_AIM OF THE EXERCISE_. Give the number of lines that include the word "title", nothing more.

_RAW RECORDS_.
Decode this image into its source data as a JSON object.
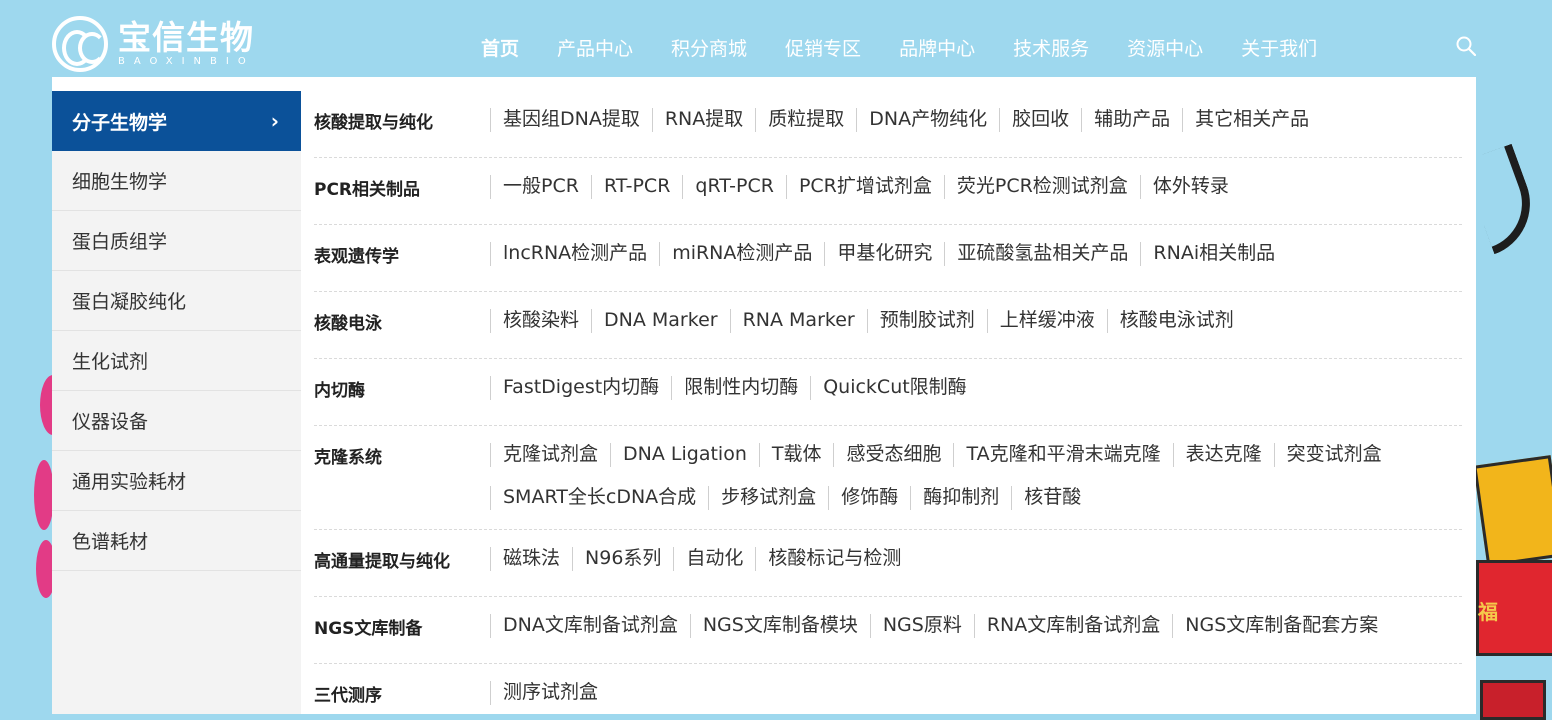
{
  "brand": {
    "name_cn": "宝信生物",
    "name_en": "BAOXINBIO"
  },
  "nav": [
    {
      "label": "首页",
      "active": true
    },
    {
      "label": "产品中心"
    },
    {
      "label": "积分商城"
    },
    {
      "label": "促销专区"
    },
    {
      "label": "品牌中心"
    },
    {
      "label": "技术服务"
    },
    {
      "label": "资源中心"
    },
    {
      "label": "关于我们"
    }
  ],
  "sidebar": [
    {
      "label": "分子生物学",
      "active": true
    },
    {
      "label": "细胞生物学"
    },
    {
      "label": "蛋白质组学"
    },
    {
      "label": "蛋白凝胶纯化"
    },
    {
      "label": "生化试剂"
    },
    {
      "label": "仪器设备"
    },
    {
      "label": "通用实验耗材"
    },
    {
      "label": "色谱耗材"
    }
  ],
  "categories": [
    {
      "title": "核酸提取与纯化",
      "links": [
        "基因组DNA提取",
        "RNA提取",
        "质粒提取",
        "DNA产物纯化",
        "胶回收",
        "辅助产品",
        "其它相关产品"
      ]
    },
    {
      "title": "PCR相关制品",
      "links": [
        "一般PCR",
        "RT-PCR",
        "qRT-PCR",
        "PCR扩增试剂盒",
        "荧光PCR检测试剂盒",
        "体外转录"
      ]
    },
    {
      "title": "表观遗传学",
      "links": [
        "lncRNA检测产品",
        "miRNA检测产品",
        "甲基化研究",
        "亚硫酸氢盐相关产品",
        "RNAi相关制品"
      ]
    },
    {
      "title": "核酸电泳",
      "links": [
        "核酸染料",
        "DNA Marker",
        "RNA Marker",
        "预制胶试剂",
        "上样缓冲液",
        "核酸电泳试剂"
      ]
    },
    {
      "title": "内切酶",
      "links": [
        "FastDigest内切酶",
        "限制性内切酶",
        "QuickCut限制酶"
      ]
    },
    {
      "title": "克隆系统",
      "links": [
        "克隆试剂盒",
        "DNA Ligation",
        "T载体",
        "感受态细胞",
        "TA克隆和平滑末端克隆",
        "表达克隆",
        "突变试剂盒",
        "SMART全长cDNA合成",
        "步移试剂盒",
        "修饰酶",
        "酶抑制剂",
        "核苷酸"
      ]
    },
    {
      "title": "高通量提取与纯化",
      "links": [
        "磁珠法",
        "N96系列",
        "自动化",
        "核酸标记与检测"
      ]
    },
    {
      "title": "NGS文库制备",
      "links": [
        "DNA文库制备试剂盒",
        "NGS文库制备模块",
        "NGS原料",
        "RNA文库制备试剂盒",
        "NGS文库制备配套方案"
      ]
    },
    {
      "title": "三代测序",
      "links": [
        "测序试剂盒"
      ]
    }
  ],
  "decor": {
    "fu_char": "福"
  },
  "colors": {
    "background": "#9ed8ee",
    "active_sidebar": "#0b5199",
    "panel": "#ffffff",
    "sidebar": "#f3f3f3"
  },
  "icons": {
    "search": "search-icon",
    "chevron": "chevron-right-icon"
  }
}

_WORKED SOLUTION_. 9